Dataset content |
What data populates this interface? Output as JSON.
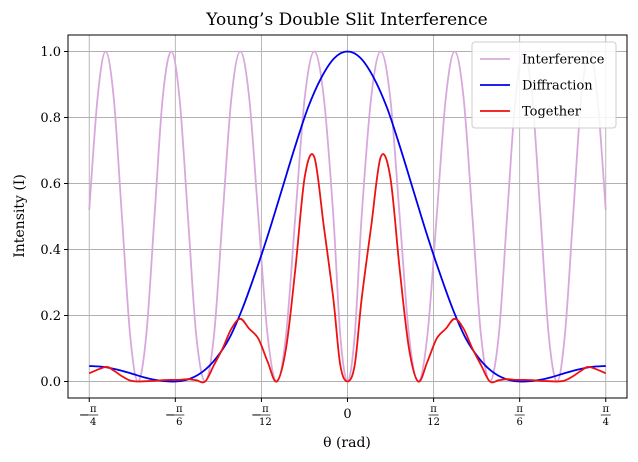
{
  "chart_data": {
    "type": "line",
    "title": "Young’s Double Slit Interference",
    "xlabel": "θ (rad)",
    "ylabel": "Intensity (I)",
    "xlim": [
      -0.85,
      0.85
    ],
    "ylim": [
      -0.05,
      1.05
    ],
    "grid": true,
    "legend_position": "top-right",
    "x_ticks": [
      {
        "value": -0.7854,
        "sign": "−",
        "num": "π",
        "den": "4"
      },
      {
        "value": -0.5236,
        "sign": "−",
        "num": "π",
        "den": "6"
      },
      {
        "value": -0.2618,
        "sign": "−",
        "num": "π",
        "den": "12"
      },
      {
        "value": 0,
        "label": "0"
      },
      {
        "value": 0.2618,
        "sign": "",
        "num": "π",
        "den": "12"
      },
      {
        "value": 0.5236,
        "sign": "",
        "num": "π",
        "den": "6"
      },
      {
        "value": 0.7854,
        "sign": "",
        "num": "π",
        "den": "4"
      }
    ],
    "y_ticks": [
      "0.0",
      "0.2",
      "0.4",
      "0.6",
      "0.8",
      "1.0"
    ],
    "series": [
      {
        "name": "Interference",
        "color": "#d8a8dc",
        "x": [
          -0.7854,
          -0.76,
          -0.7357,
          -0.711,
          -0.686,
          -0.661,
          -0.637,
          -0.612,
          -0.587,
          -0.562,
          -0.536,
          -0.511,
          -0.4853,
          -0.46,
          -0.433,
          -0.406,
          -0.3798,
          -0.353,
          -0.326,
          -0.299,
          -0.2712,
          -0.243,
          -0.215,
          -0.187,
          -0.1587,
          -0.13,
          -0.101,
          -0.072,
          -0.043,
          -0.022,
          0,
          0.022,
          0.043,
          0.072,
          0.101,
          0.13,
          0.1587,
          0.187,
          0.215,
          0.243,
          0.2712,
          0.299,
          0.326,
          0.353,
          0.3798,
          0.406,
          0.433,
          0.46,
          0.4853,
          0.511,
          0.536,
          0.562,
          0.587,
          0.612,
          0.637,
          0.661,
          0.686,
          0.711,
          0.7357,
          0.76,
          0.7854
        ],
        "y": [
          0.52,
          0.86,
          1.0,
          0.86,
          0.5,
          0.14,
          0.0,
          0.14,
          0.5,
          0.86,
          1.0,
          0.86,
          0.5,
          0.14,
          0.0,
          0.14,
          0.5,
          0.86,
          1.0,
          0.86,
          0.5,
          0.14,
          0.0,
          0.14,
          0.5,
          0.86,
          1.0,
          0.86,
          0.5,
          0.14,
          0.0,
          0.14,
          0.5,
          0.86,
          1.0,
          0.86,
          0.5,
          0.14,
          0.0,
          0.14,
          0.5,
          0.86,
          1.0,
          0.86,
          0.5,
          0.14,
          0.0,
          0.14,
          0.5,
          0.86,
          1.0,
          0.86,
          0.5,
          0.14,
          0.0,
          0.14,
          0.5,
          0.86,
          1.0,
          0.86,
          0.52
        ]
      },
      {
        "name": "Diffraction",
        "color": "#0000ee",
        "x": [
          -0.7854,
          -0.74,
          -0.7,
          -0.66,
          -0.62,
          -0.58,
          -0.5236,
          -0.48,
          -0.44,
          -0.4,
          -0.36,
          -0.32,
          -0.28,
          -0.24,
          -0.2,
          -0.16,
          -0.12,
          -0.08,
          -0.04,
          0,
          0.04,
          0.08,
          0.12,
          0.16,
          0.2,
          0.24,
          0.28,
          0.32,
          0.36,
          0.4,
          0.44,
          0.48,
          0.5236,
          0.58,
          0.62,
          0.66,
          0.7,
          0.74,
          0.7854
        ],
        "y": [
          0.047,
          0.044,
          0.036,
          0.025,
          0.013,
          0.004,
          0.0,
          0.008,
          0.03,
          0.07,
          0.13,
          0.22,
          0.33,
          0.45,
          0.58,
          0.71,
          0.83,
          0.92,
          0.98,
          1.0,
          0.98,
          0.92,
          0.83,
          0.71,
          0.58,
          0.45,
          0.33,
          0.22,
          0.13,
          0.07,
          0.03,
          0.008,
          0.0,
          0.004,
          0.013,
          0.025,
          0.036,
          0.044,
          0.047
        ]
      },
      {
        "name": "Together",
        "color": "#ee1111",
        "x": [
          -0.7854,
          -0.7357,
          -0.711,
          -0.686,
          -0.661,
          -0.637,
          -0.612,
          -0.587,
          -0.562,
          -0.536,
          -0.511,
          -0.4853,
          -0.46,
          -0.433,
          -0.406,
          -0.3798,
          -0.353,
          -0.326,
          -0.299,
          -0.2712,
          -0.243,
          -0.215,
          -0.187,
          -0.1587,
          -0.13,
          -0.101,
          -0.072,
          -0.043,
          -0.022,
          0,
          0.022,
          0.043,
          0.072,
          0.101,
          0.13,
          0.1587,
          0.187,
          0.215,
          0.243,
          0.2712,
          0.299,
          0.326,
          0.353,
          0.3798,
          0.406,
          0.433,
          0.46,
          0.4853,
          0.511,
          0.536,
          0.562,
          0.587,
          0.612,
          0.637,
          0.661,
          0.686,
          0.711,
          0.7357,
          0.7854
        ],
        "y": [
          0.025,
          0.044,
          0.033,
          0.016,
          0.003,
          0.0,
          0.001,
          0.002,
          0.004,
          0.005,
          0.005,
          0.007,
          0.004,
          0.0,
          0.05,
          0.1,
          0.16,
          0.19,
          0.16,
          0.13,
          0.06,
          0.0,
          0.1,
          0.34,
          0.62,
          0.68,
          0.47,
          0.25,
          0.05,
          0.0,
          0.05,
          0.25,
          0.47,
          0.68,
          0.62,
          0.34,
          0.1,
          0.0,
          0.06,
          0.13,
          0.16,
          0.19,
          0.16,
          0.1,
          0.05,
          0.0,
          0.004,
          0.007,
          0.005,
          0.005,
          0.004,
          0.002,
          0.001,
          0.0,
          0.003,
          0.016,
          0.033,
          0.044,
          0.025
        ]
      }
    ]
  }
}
==
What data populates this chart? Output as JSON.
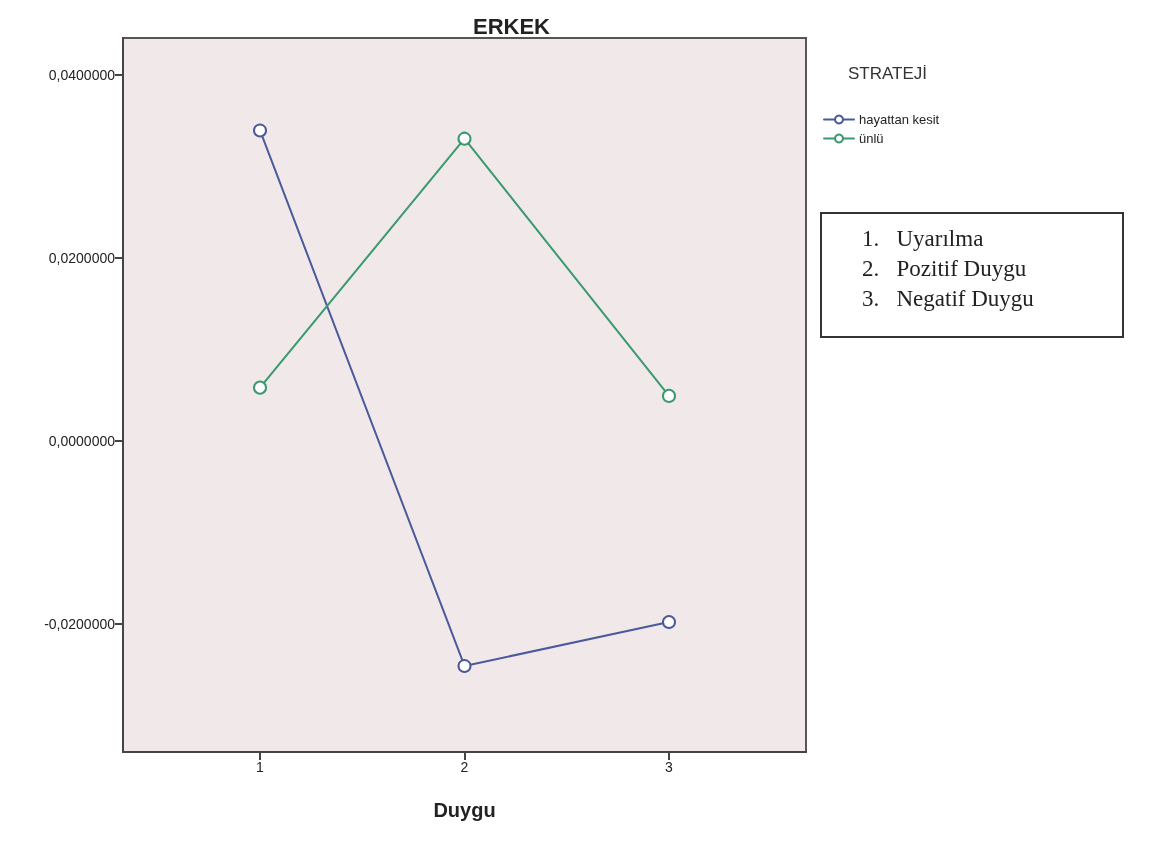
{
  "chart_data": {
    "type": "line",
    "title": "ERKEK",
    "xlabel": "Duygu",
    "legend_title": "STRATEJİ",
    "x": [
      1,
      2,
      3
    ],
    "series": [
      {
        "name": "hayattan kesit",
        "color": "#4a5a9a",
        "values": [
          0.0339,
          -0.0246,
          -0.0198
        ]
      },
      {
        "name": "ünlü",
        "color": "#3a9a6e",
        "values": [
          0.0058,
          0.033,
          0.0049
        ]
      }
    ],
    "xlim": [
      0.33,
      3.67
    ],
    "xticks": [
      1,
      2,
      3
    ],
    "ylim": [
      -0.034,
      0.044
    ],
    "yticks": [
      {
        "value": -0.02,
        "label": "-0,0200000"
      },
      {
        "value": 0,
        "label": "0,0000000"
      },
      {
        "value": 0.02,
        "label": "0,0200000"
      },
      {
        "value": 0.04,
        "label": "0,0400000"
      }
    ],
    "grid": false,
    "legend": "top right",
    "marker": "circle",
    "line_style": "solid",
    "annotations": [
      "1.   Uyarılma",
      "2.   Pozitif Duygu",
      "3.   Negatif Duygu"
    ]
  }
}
* * *
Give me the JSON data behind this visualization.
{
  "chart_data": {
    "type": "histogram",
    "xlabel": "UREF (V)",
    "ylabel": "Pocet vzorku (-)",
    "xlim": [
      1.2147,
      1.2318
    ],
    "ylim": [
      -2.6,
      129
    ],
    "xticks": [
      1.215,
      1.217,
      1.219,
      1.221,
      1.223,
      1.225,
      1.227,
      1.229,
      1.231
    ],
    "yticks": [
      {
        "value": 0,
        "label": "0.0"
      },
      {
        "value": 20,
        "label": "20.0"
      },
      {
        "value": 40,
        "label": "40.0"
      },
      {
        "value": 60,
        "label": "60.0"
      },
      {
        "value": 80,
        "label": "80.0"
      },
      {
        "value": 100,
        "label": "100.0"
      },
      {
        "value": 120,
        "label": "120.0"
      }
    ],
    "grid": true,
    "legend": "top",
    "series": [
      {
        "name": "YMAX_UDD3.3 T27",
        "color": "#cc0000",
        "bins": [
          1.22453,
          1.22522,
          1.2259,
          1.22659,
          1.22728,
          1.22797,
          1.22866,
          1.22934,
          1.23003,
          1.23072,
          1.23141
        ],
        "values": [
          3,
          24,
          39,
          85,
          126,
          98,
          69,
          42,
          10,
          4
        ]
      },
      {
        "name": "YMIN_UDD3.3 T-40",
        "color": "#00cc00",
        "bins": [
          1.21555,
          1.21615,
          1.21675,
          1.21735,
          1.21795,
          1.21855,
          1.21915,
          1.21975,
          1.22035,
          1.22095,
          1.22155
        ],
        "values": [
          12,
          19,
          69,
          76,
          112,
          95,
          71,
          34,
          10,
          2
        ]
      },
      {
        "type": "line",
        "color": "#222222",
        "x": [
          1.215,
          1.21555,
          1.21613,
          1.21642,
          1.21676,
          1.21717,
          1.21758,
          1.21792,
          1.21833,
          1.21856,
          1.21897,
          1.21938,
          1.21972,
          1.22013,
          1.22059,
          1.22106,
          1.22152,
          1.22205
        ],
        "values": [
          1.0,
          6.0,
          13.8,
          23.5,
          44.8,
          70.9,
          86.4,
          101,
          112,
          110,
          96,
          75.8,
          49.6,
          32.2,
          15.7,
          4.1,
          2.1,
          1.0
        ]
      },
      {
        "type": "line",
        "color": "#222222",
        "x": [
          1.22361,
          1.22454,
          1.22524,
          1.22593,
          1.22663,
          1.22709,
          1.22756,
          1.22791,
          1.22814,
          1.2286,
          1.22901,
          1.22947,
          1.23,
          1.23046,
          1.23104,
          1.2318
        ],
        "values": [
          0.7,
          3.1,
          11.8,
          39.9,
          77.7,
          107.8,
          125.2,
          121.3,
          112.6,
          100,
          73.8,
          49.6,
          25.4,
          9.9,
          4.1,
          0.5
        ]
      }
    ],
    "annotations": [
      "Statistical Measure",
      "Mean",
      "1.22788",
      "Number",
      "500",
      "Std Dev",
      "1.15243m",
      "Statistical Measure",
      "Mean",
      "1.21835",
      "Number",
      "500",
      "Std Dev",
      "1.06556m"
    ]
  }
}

Exercise description | Each line holding the word "this" counts once; report the total and nothing else.

Exercise answer | 3